→ **What needs to be done**
Omit images. Retype all entries verbatim.

· · · · ·

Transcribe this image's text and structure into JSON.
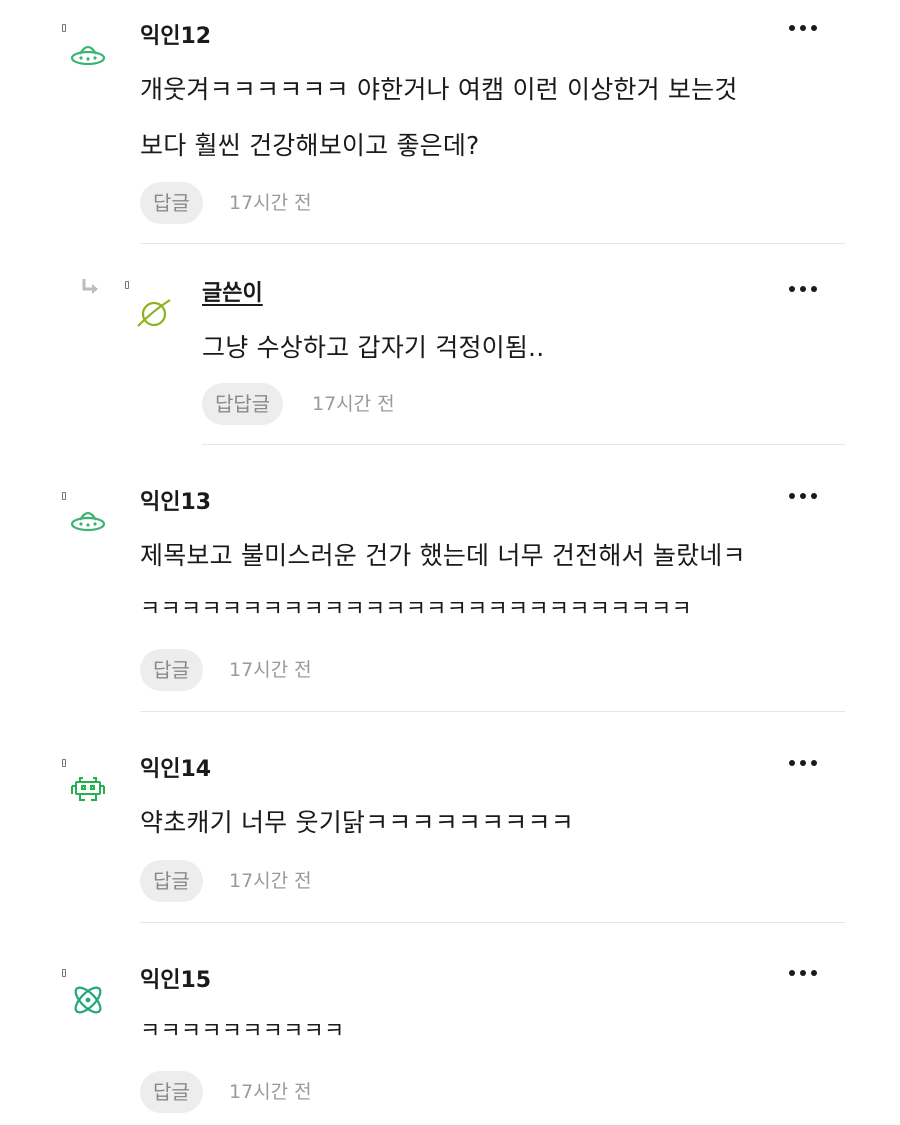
{
  "comments": [
    {
      "author": "익인12",
      "lines": [
        "개웃겨ㅋㅋㅋㅋㅋㅋ 야한거나 여캠 이런 이상한거 보는것",
        "보다 훨씬 건강해보이고 좋은데?"
      ],
      "reply_label": "답글",
      "time": "17시간 전",
      "avatar_icon": "ufo-icon",
      "avatar_color": "#3cb371"
    },
    {
      "author": "글쓴이",
      "lines": [
        "그냥 수상하고 갑자기 걱정이됨.."
      ],
      "reply_label": "답답글",
      "time": "17시간 전",
      "avatar_icon": "planet-icon",
      "avatar_color": "#8bb31d",
      "is_reply": true
    },
    {
      "author": "익인13",
      "lines": [
        "제목보고 불미스러운 건가 했는데 너무 건전해서 놀랐네ㅋ",
        "ㅋㅋㅋㅋㅋㅋㅋㅋㅋㅋㅋㅋㅋㅋㅋㅋㅋㅋㅋㅋㅋㅋㅋㅋㅋㅋㅋ"
      ],
      "reply_label": "답글",
      "time": "17시간 전",
      "avatar_icon": "ufo-icon",
      "avatar_color": "#3cb371"
    },
    {
      "author": "익인14",
      "lines": [
        "약초캐기 너무 웃기닭ㅋㅋㅋㅋㅋㅋㅋㅋㅋ"
      ],
      "reply_label": "답글",
      "time": "17시간 전",
      "avatar_icon": "space-invader-icon",
      "avatar_color": "#22b14c"
    },
    {
      "author": "익인15",
      "lines": [
        "ㅋㅋㅋㅋㅋㅋㅋㅋㅋㅋ"
      ],
      "reply_label": "답글",
      "time": "17시간 전",
      "avatar_icon": "atom-icon",
      "avatar_color": "#20a77a"
    }
  ],
  "icons": {
    "more": "more-options-icon",
    "reply_indicator": "reply-arrow-icon"
  }
}
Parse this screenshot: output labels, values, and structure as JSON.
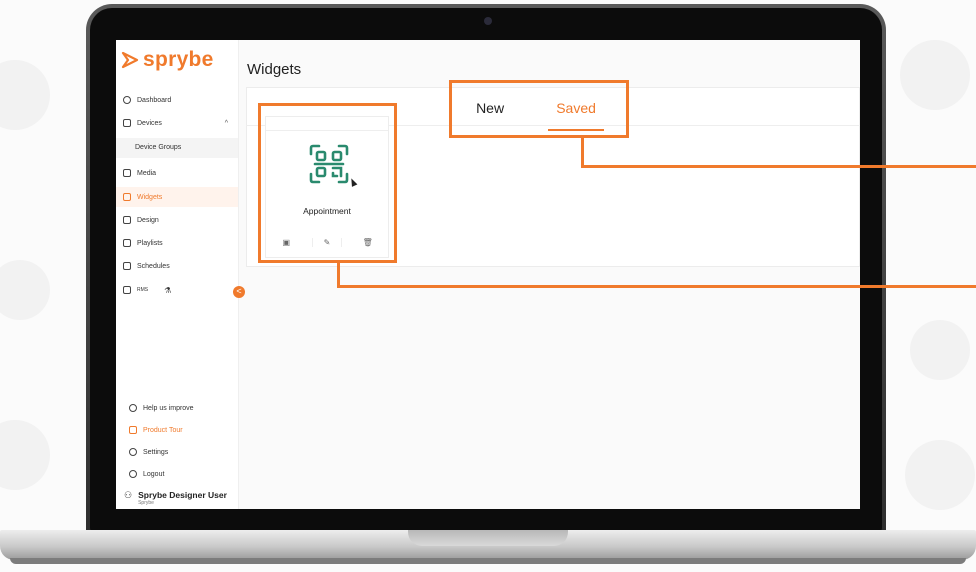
{
  "app": {
    "logo": "sprybe",
    "accent": "#f07a2c"
  },
  "sidebar": {
    "items": [
      {
        "label": "Dashboard",
        "icon": "dashboard-icon"
      },
      {
        "label": "Devices",
        "icon": "devices-icon",
        "chevron": "^"
      },
      {
        "label": "Device Groups"
      },
      {
        "label": "Media",
        "icon": "media-icon"
      },
      {
        "label": "Widgets",
        "icon": "widgets-icon"
      },
      {
        "label": "Design",
        "icon": "design-icon"
      },
      {
        "label": "Playlists",
        "icon": "playlists-icon"
      },
      {
        "label": "Schedules",
        "icon": "schedules-icon"
      },
      {
        "label": "RMS",
        "icon": "rms-icon"
      }
    ],
    "bottom": [
      {
        "label": "Help us improve",
        "icon": "help-icon"
      },
      {
        "label": "Product Tour",
        "icon": "tour-icon"
      },
      {
        "label": "Settings",
        "icon": "gear-icon"
      },
      {
        "label": "Logout",
        "icon": "logout-icon"
      }
    ],
    "user": {
      "name": "Sprybe Designer User",
      "org": "Sprybe"
    },
    "collapse_glyph": "<"
  },
  "main": {
    "title": "Widgets",
    "tabs": [
      {
        "label": "New"
      },
      {
        "label": "Saved"
      }
    ],
    "cards": [
      {
        "title": "Appointment",
        "icon": "qr-code-icon",
        "actions": [
          "preview-icon",
          "edit-icon",
          "delete-icon"
        ]
      }
    ]
  }
}
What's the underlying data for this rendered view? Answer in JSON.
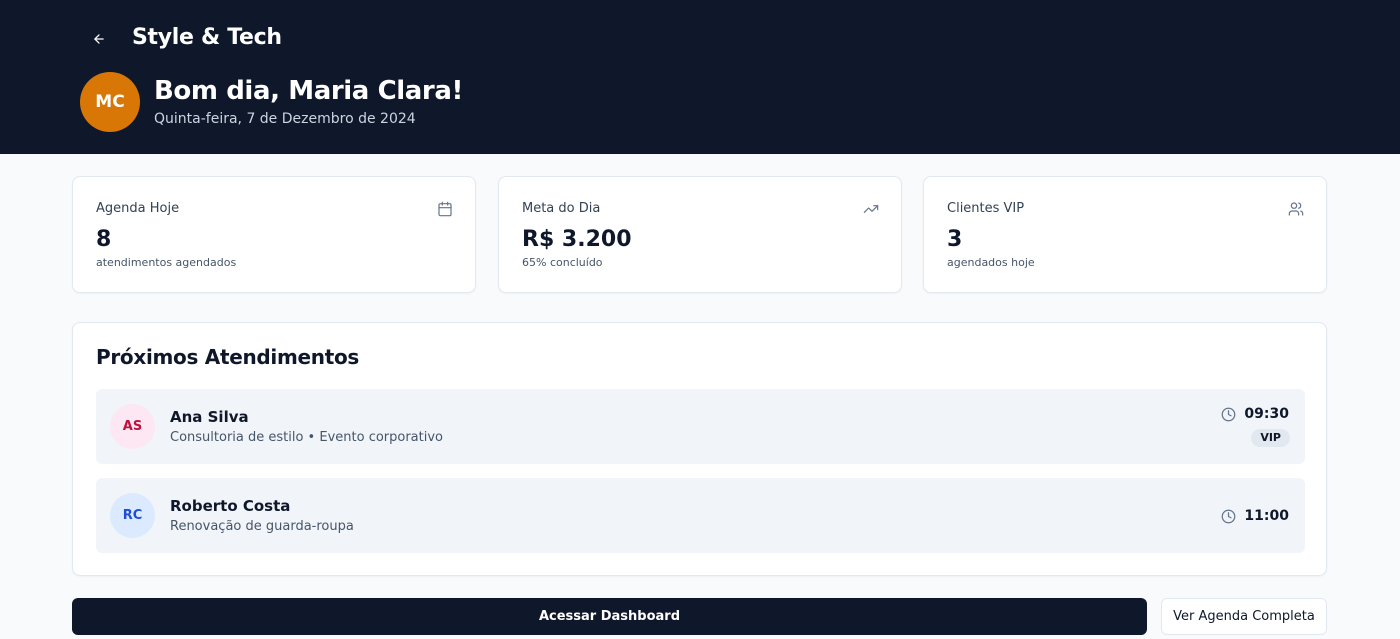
{
  "header": {
    "brand": "Style & Tech",
    "avatar_initials": "MC",
    "greeting": "Bom dia, Maria Clara!",
    "date": "Quinta-feira, 7 de Dezembro de 2024",
    "back_icon": "arrow-left-icon"
  },
  "stats": [
    {
      "title": "Agenda Hoje",
      "value": "8",
      "subtitle": "atendimentos agendados",
      "icon": "calendar-icon"
    },
    {
      "title": "Meta do Dia",
      "value": "R$ 3.200",
      "subtitle": "65% concluído",
      "icon": "trending-up-icon"
    },
    {
      "title": "Clientes VIP",
      "value": "3",
      "subtitle": "agendados hoje",
      "icon": "users-icon"
    }
  ],
  "appointments": {
    "title": "Próximos Atendimentos",
    "items": [
      {
        "initials": "AS",
        "name": "Ana Silva",
        "description": "Consultoria de estilo • Evento corporativo",
        "time": "09:30",
        "badge": "VIP",
        "avatar_bg": "#fce7f3",
        "avatar_color": "#be123c"
      },
      {
        "initials": "RC",
        "name": "Roberto Costa",
        "description": "Renovação de guarda-roupa",
        "time": "11:00",
        "avatar_bg": "#dbeafe",
        "avatar_color": "#1d4ed8"
      }
    ]
  },
  "actions": {
    "primary_label": "Acessar Dashboard",
    "secondary_label": "Ver Agenda Completa"
  },
  "colors": {
    "header_bg": "#0f172a",
    "avatar_main_bg": "#d97706",
    "page_bg": "#f8fafc"
  }
}
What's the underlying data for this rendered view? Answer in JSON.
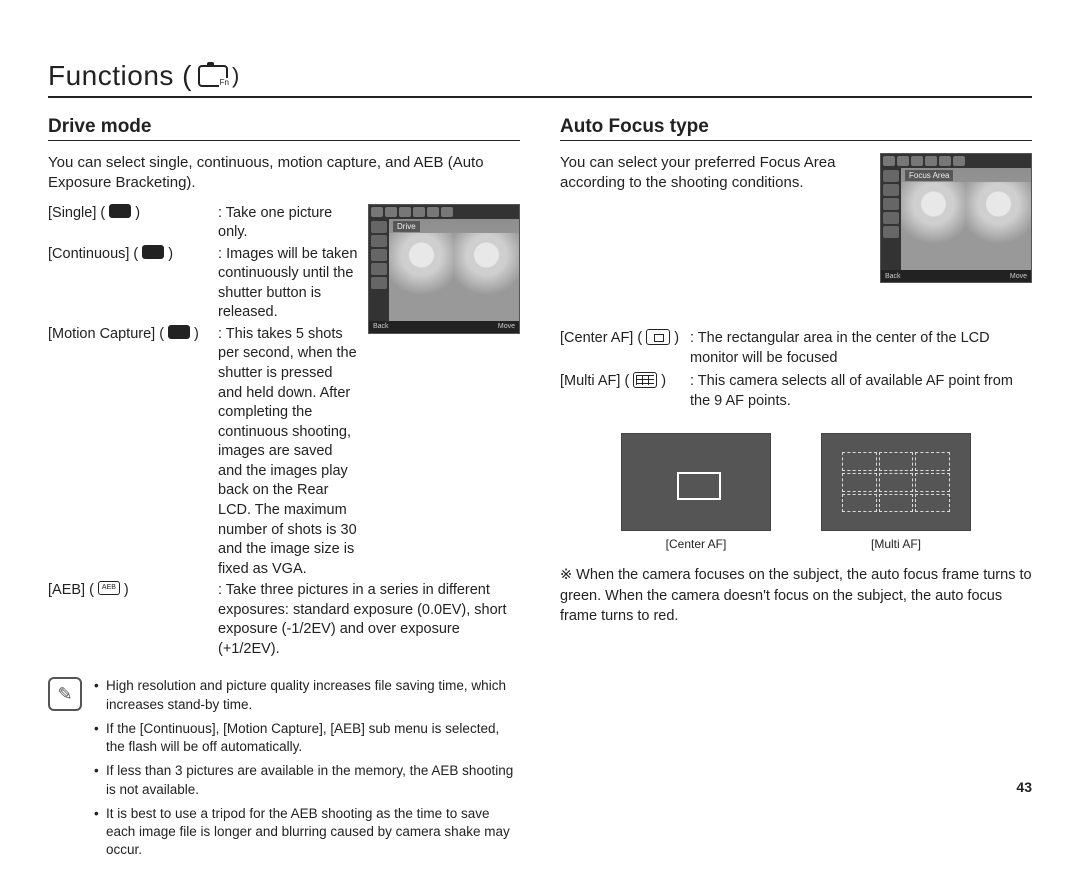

· · · · ·

→ **The completed task**
Transcribe this image's text and structure into JSON.
{
  "comments": [
    {
      "author": "익인12",
      "lines": [
        "개웃겨ㅋㅋㅋㅋㅋㅋ 야한거나 여캠 이런 이상한거 보는것",
        "보다 훨씬 건강해보이고 좋은데?"
      ],
      "reply_label": "답글",
      "time": "17시간 전",
      "avatar_icon": "ufo-icon",
      "avatar_color": "#3cb371"
    },
    {
      "author": "글쓴이",
      "lines": [
        "그냥 수상하고 갑자기 걱정이됨.."
      ],
      "reply_label": "답답글",
      "time": "17시간 전",
      "avatar_icon": "planet-icon",
      "avatar_color": "#8bb31d",
      "is_reply": true
    },
    {
      "author": "익인13",
      "lines": [
        "제목보고 불미스러운 건가 했는데 너무 건전해서 놀랐네ㅋ",
        "ㅋㅋㅋㅋㅋㅋㅋㅋㅋㅋㅋㅋㅋㅋㅋㅋㅋㅋㅋㅋㅋㅋㅋㅋㅋㅋㅋ"
      ],
      "reply_label": "답글",
      "time": "17시간 전",
      "avatar_icon": "ufo-icon",
      "avatar_color": "#3cb371"
    },
    {
      "author": "익인14",
      "lines": [
        "약초캐기 너무 웃기닭ㅋㅋㅋㅋㅋㅋㅋㅋㅋ"
      ],
      "reply_label": "답글",
      "time": "17시간 전",
      "avatar_icon": "space-invader-icon",
      "avatar_color": "#22b14c"
    },
    {
      "author": "익인15",
      "lines": [
        "ㅋㅋㅋㅋㅋㅋㅋㅋㅋㅋ"
      ],
      "reply_label": "답글",
      "time": "17시간 전",
      "avatar_icon": "atom-icon",
      "avatar_color": "#20a77a"
    }
  ],
  "icons": {
    "more": "more-options-icon",
    "reply_indicator": "reply-arrow-icon"
  }
}
Parse this screenshot: output labels, values, and structure as JSON.
{
  "app": {
    "logo": "sprybe",
    "accent": "#f07a2c"
  },
  "sidebar": {
    "items": [
      {
        "label": "Dashboard",
        "icon": "dashboard-icon"
      },
      {
        "label": "Devices",
        "icon": "devices-icon",
        "chevron": "^"
      },
      {
        "label": "Device Groups"
      },
      {
        "label": "Media",
        "icon": "media-icon"
      },
      {
        "label": "Widgets",
        "icon": "widgets-icon"
      },
      {
        "label": "Design",
        "icon": "design-icon"
      },
      {
        "label": "Playlists",
        "icon": "playlists-icon"
      },
      {
        "label": "Schedules",
        "icon": "schedules-icon"
      },
      {
        "label": "RMS",
        "icon": "rms-icon"
      }
    ],
    "bottom": [
      {
        "label": "Help us improve",
        "icon": "help-icon"
      },
      {
        "label": "Product Tour",
        "icon": "tour-icon"
      },
      {
        "label": "Settings",
        "icon": "gear-icon"
      },
      {
        "label": "Logout",
        "icon": "logout-icon"
      }
    ],
    "user": {
      "name": "Sprybe Designer User",
      "org": "Sprybe"
    },
    "collapse_glyph": "<"
  },
  "main": {
    "title": "Widgets",
    "tabs": [
      {
        "label": "New"
      },
      {
        "label": "Saved"
      }
    ],
    "cards": [
      {
        "title": "Appointment",
        "icon": "qr-code-icon",
        "actions": [
          "preview-icon",
          "edit-icon",
          "delete-icon"
        ]
      }
    ]
  }
}
What's the underlying data for this rendered view? Answer in JSON.
{
  "header": {
    "brand": "Style & Tech",
    "avatar_initials": "MC",
    "greeting": "Bom dia, Maria Clara!",
    "date": "Quinta-feira, 7 de Dezembro de 2024",
    "back_icon": "arrow-left-icon"
  },
  "stats": [
    {
      "title": "Agenda Hoje",
      "value": "8",
      "subtitle": "atendimentos agendados",
      "icon": "calendar-icon"
    },
    {
      "title": "Meta do Dia",
      "value": "R$ 3.200",
      "subtitle": "65% concluído",
      "icon": "trending-up-icon"
    },
    {
      "title": "Clientes VIP",
      "value": "3",
      "subtitle": "agendados hoje",
      "icon": "users-icon"
    }
  ],
  "appointments": {
    "title": "Próximos Atendimentos",
    "items": [
      {
        "initials": "AS",
        "name": "Ana Silva",
        "description": "Consultoria de estilo • Evento corporativo",
        "time": "09:30",
        "badge": "VIP",
        "avatar_bg": "#fce7f3",
        "avatar_color": "#be123c"
      },
      {
        "initials": "RC",
        "name": "Roberto Costa",
        "description": "Renovação de guarda-roupa",
        "time": "11:00",
        "avatar_bg": "#dbeafe",
        "avatar_color": "#1d4ed8"
      }
    ]
  },
  "actions": {
    "primary_label": "Acessar Dashboard",
    "secondary_label": "Ver Agenda Completa"
  },
  "colors": {
    "header_bg": "#0f172a",
    "avatar_main_bg": "#d97706",
    "page_bg": "#f8fafc"
  }
}
What's the underlying data for this rendered view? Answer in JSON.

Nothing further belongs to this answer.